Problem statement: Retype the records exactly as they appear, from the first line up to and including the line that contains "- forward-icon[interactable]: →: [71, 38, 105, 72]".

Records to process:
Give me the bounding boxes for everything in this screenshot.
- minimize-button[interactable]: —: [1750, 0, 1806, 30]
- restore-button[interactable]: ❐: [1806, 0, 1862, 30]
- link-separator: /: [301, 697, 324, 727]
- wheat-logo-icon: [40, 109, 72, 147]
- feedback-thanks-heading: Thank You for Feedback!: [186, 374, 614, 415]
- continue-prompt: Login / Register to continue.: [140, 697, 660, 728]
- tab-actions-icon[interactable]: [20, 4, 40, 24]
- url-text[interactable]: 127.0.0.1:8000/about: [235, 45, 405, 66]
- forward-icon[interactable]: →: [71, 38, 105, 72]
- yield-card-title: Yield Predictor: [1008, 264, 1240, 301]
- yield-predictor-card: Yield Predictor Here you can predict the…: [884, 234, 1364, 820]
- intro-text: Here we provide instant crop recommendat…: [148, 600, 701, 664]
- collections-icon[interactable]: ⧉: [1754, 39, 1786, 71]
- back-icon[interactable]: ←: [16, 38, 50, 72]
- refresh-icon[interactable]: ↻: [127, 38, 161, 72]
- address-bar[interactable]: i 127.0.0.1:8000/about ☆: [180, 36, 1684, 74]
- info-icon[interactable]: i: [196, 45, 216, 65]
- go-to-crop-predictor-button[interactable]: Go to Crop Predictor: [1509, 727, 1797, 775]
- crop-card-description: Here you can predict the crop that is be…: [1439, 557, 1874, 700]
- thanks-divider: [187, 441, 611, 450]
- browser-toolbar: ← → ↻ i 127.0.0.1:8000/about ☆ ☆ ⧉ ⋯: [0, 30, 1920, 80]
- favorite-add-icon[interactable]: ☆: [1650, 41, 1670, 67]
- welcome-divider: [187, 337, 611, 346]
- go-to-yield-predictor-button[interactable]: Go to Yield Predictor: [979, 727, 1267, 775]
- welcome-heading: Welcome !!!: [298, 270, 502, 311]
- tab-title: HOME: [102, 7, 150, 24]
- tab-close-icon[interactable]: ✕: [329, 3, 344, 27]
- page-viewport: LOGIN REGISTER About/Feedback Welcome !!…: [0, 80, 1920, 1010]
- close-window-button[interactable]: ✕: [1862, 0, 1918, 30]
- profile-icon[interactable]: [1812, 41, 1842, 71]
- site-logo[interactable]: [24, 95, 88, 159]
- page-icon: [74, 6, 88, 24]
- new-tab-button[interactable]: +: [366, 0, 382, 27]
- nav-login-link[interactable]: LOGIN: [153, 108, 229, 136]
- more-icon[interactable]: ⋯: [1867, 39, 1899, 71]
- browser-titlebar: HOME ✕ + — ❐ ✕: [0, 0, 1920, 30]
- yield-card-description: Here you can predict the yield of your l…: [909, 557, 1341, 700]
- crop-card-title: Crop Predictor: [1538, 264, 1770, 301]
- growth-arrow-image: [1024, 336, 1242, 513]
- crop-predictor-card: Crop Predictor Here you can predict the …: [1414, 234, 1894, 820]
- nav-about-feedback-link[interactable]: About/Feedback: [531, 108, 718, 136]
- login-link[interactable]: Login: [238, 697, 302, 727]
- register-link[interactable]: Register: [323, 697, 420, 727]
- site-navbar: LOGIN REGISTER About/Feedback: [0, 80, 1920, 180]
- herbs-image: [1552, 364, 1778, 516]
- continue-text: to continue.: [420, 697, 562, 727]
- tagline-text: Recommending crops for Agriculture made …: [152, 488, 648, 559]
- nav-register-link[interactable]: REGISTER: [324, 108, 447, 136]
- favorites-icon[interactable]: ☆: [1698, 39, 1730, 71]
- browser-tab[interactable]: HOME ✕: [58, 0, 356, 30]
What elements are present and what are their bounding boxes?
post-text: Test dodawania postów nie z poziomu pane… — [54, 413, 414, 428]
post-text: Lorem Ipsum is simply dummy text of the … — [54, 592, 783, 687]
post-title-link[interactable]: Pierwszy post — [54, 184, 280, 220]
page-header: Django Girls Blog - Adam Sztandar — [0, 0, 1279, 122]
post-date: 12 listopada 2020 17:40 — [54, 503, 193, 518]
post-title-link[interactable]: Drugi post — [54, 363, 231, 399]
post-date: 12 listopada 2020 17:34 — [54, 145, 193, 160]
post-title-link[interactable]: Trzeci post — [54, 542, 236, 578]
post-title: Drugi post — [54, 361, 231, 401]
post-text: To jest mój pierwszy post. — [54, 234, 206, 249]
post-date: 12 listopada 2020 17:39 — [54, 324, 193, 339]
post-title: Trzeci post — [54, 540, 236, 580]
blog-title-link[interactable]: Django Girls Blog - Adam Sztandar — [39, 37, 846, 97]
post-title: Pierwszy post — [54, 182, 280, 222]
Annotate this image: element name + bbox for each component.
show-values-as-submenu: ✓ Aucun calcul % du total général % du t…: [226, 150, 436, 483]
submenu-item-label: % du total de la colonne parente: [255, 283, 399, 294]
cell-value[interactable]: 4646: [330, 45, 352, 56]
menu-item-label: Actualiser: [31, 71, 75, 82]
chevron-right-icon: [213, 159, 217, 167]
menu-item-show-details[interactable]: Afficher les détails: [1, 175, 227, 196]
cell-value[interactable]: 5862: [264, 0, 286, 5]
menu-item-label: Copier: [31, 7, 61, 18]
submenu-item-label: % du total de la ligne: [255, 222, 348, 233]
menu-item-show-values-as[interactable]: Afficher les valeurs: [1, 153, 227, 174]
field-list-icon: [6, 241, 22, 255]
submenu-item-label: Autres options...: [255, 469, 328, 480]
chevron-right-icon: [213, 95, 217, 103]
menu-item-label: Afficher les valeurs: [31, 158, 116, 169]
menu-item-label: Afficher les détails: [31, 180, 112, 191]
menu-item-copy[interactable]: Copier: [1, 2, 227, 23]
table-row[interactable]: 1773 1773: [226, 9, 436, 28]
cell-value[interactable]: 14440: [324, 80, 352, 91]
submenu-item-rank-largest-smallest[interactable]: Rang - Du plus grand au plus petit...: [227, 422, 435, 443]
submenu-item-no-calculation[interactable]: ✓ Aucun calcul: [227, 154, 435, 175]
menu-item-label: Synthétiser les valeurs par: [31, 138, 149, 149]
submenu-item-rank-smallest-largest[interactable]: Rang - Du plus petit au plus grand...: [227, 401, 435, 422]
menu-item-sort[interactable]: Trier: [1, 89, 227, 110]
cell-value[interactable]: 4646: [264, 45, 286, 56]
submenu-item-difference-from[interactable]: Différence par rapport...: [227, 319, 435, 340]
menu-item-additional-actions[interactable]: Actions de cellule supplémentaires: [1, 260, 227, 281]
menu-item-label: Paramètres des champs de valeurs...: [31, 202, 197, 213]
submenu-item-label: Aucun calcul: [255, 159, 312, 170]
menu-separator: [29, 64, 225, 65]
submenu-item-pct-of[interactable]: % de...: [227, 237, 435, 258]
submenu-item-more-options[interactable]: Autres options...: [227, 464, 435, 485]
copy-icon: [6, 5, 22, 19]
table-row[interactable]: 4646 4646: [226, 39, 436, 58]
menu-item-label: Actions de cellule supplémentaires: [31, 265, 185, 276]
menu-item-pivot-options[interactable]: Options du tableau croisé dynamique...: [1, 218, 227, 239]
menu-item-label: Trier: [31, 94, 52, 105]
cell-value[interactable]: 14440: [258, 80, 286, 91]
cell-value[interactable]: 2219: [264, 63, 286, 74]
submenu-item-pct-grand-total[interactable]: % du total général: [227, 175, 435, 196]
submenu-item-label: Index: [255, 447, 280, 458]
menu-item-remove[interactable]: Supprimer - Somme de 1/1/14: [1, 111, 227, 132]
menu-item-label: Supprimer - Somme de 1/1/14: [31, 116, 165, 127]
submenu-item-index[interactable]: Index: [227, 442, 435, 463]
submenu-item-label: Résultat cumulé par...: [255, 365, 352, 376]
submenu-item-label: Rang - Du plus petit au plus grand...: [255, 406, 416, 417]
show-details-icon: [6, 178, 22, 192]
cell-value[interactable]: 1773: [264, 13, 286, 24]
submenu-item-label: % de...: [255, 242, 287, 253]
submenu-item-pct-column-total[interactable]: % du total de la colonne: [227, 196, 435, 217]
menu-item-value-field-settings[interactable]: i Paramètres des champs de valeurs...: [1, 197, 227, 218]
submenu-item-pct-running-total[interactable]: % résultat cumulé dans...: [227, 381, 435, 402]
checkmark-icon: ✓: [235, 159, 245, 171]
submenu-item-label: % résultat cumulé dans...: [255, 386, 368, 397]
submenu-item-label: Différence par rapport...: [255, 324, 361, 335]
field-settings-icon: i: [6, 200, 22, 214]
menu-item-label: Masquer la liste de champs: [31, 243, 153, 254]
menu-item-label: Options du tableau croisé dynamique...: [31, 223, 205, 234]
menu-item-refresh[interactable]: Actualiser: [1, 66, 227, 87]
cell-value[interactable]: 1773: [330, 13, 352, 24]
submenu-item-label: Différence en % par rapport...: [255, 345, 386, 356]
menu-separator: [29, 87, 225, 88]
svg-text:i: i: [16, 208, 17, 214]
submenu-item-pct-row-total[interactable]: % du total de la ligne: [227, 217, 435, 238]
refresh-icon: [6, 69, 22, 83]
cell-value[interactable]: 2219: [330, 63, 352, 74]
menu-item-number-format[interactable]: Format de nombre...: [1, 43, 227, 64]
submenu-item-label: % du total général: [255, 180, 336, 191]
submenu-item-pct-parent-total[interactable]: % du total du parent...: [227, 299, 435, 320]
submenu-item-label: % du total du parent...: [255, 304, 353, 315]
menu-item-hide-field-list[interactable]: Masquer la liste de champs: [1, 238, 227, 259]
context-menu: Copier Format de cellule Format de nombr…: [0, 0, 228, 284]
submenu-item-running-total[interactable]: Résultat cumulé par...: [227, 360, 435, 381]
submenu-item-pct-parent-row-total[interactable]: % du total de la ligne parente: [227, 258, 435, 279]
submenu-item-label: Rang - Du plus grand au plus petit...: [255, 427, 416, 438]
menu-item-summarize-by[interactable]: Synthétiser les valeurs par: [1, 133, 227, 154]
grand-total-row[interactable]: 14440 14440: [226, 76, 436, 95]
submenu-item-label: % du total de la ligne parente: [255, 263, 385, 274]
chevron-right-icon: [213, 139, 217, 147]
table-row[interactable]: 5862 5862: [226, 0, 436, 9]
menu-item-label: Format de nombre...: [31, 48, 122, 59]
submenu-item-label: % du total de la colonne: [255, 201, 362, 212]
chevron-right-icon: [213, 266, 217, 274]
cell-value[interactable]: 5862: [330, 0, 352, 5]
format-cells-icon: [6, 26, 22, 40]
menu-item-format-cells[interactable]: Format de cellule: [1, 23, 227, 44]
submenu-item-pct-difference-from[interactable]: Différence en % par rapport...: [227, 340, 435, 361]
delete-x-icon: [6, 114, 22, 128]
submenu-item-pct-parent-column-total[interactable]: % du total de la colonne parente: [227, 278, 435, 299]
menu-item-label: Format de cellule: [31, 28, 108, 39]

Reply:
Give me the bounding boxes for everything in this screenshot.
- minimize-button[interactable]: —: [1750, 0, 1806, 30]
- restore-button[interactable]: ❐: [1806, 0, 1862, 30]
- link-separator: /: [301, 697, 324, 727]
- wheat-logo-icon: [40, 109, 72, 147]
- feedback-thanks-heading: Thank You for Feedback!: [186, 374, 614, 415]
- continue-prompt: Login / Register to continue.: [140, 697, 660, 728]
- tab-actions-icon[interactable]: [20, 4, 40, 24]
- url-text[interactable]: 127.0.0.1:8000/about: [235, 45, 405, 66]
- forward-icon[interactable]: →: [71, 38, 105, 72]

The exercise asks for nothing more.